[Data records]
━━━━━━━━━━━━━━━━

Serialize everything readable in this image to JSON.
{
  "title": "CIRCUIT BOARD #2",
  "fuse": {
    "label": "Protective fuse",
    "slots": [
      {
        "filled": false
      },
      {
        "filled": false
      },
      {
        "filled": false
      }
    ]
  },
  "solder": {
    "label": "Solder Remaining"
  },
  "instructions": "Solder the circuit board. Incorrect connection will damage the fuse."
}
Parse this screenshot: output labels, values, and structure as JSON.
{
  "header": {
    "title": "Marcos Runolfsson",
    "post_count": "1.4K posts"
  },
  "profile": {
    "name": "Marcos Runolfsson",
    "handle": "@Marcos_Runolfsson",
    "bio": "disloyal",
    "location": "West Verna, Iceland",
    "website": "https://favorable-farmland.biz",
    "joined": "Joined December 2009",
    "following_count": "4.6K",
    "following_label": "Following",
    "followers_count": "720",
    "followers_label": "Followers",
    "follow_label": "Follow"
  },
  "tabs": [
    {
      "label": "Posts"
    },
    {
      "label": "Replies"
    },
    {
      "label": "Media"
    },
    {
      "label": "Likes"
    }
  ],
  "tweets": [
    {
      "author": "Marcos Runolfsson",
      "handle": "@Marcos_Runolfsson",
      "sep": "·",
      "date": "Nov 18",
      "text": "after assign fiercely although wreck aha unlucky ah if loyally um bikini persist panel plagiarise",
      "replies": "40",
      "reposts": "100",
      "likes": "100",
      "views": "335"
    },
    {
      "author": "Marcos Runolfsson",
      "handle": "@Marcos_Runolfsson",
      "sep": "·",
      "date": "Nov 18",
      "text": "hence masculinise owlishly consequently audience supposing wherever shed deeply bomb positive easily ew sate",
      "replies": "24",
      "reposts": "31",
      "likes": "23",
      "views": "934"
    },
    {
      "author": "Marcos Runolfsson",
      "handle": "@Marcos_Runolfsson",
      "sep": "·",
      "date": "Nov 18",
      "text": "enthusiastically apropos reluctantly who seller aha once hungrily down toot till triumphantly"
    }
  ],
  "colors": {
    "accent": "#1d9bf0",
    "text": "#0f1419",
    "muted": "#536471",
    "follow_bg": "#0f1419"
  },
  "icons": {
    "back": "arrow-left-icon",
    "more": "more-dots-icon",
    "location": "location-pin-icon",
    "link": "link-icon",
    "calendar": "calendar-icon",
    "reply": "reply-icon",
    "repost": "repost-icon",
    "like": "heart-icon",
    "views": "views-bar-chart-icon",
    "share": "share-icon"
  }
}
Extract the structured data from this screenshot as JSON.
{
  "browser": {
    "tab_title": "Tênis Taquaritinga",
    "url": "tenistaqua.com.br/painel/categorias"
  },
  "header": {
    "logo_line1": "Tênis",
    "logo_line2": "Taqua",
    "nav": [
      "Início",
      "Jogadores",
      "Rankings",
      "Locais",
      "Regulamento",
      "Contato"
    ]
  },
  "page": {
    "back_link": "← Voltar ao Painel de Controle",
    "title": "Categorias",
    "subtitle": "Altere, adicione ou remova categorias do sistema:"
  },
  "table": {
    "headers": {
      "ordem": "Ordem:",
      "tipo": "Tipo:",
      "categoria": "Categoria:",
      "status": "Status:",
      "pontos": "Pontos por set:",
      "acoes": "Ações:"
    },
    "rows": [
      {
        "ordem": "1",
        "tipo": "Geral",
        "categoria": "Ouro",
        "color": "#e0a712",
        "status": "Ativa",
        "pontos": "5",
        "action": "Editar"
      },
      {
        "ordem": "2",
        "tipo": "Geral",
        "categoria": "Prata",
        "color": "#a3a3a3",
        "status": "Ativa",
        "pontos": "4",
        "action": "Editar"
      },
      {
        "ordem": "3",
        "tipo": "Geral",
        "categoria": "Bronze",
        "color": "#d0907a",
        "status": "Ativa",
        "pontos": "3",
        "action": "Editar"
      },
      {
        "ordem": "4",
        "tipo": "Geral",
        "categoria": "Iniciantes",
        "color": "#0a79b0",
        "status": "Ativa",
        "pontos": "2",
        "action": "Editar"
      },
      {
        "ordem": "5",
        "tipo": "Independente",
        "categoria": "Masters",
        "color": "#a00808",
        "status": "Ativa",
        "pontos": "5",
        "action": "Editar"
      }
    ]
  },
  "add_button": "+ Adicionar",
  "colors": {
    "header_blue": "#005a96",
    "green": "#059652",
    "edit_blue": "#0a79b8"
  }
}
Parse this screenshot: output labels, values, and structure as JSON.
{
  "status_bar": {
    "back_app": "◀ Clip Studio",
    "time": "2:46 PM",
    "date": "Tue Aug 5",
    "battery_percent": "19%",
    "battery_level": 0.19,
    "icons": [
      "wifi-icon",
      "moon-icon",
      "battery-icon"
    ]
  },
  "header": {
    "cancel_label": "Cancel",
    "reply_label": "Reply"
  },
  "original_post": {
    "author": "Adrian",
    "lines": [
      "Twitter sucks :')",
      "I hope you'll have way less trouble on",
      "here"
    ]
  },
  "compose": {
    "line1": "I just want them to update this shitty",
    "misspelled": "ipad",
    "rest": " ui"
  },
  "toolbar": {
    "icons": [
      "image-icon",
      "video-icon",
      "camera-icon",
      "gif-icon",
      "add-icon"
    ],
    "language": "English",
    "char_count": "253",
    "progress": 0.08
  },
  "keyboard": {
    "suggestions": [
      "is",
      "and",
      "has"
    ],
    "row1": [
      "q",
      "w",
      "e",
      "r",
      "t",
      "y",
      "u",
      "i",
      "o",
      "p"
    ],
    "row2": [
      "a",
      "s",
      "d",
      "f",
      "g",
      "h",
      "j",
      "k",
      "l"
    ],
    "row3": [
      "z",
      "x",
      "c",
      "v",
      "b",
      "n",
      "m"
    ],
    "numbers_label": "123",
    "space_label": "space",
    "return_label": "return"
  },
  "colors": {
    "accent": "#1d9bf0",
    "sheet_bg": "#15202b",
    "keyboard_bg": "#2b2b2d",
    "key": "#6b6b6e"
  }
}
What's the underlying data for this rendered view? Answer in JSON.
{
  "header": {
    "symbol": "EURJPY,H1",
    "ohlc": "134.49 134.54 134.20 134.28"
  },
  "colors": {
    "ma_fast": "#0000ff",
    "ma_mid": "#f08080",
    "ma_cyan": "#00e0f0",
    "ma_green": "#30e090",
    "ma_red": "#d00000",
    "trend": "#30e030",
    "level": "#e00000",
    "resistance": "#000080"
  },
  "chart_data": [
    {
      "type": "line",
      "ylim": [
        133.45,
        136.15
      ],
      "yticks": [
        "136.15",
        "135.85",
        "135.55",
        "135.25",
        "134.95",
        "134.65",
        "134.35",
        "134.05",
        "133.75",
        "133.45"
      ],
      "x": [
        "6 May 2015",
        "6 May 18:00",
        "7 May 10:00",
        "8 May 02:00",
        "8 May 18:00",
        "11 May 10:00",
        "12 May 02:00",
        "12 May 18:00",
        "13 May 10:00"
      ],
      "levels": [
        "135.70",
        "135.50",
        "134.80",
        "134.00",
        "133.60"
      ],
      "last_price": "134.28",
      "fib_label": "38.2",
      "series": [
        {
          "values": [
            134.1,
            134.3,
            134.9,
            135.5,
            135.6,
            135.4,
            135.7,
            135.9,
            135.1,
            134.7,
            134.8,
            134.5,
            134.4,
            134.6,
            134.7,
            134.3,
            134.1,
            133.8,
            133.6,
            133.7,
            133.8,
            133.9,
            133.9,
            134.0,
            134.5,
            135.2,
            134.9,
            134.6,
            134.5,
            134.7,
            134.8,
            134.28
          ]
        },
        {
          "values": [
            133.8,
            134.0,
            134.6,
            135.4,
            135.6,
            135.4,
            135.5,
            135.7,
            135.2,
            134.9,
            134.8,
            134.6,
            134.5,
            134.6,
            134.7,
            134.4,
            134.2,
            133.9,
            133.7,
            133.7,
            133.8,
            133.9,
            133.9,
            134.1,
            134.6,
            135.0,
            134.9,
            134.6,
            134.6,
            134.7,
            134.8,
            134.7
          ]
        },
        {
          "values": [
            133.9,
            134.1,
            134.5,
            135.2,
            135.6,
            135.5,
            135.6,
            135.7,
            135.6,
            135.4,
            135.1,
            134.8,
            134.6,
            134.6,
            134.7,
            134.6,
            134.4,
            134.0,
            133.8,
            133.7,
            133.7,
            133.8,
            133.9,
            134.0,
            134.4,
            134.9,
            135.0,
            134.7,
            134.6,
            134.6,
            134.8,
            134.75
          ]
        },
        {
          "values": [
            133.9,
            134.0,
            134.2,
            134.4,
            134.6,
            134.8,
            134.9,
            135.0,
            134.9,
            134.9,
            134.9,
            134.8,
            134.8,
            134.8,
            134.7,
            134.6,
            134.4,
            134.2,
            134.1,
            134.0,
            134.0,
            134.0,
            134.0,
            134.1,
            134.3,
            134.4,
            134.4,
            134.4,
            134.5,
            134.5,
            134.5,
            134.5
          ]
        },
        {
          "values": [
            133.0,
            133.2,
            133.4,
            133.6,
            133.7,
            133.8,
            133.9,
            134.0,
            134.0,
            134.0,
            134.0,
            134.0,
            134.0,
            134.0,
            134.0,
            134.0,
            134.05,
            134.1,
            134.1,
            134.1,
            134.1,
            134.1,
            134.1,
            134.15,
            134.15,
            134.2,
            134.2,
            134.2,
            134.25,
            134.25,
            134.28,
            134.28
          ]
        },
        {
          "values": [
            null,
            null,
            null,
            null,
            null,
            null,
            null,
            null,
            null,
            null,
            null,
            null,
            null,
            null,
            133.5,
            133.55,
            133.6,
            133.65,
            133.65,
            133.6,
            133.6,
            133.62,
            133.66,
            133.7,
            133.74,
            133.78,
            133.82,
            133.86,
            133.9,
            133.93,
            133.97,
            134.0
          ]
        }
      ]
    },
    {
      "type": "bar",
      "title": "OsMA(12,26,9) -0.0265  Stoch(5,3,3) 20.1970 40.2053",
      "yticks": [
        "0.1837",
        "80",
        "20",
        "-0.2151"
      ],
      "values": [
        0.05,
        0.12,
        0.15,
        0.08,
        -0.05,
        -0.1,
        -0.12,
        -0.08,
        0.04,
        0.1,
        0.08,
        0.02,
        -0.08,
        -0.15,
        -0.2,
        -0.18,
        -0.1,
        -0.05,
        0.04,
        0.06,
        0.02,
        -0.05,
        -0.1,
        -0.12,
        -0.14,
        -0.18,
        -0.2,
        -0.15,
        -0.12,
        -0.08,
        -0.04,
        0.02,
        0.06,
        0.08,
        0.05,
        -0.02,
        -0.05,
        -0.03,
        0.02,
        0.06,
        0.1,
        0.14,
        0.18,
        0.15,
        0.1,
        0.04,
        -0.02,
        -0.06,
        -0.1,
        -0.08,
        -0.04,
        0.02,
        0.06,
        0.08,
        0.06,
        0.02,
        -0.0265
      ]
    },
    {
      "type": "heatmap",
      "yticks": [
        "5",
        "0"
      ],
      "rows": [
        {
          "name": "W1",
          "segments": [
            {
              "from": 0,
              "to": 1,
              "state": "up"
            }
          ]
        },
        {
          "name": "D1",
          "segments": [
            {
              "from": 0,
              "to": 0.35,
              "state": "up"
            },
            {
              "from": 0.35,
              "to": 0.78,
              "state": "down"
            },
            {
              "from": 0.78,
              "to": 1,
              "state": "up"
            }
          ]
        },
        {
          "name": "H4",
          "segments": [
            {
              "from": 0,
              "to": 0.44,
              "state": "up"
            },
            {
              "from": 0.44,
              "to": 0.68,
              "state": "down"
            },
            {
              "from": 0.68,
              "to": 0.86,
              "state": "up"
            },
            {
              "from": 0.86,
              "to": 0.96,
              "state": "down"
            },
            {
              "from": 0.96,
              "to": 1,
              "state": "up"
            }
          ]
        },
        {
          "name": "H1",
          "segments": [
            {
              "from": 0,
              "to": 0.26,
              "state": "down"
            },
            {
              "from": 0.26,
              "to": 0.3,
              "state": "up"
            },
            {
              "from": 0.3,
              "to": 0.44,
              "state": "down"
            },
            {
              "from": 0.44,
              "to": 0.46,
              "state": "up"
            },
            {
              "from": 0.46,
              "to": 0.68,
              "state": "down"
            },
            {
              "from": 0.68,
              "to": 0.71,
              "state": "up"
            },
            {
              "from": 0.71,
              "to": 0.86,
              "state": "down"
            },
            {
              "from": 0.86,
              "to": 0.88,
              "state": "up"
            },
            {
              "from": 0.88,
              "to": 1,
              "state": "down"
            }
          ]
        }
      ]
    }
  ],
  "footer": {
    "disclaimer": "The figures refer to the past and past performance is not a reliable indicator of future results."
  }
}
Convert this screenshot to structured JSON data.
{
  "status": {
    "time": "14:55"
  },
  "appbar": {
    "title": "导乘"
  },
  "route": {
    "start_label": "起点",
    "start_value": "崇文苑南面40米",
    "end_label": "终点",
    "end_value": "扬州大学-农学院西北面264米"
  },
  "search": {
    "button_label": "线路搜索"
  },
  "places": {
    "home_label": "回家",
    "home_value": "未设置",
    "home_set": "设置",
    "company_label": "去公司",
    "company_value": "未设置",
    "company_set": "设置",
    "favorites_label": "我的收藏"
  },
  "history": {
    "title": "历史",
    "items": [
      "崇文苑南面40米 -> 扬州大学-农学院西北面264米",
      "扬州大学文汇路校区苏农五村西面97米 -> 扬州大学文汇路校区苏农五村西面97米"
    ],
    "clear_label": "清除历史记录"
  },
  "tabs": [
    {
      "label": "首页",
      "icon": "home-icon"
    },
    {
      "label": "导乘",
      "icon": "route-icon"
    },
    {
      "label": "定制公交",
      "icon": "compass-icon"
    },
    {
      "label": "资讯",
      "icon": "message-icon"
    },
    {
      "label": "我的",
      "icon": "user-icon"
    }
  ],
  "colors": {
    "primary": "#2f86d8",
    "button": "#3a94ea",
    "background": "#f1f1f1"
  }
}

━━━━━━━━━━━━━━━━

DIRECTIONS FOR THIS TASK |
Pull out every line of the entries that includes the word "text".

FINISHED ANSWER |
      "text": "after assign fiercely although wreck aha unlucky ah if loyally um bikini persist panel plagiarise",
      "text": "hence masculinise owlishly consequently audience supposing wherever shed deeply bomb positive easily ew sate",
      "text": "enthusiastically apropos reluctantly who seller aha once hungrily down toot till triumphantly"
    "text": "#0f1419",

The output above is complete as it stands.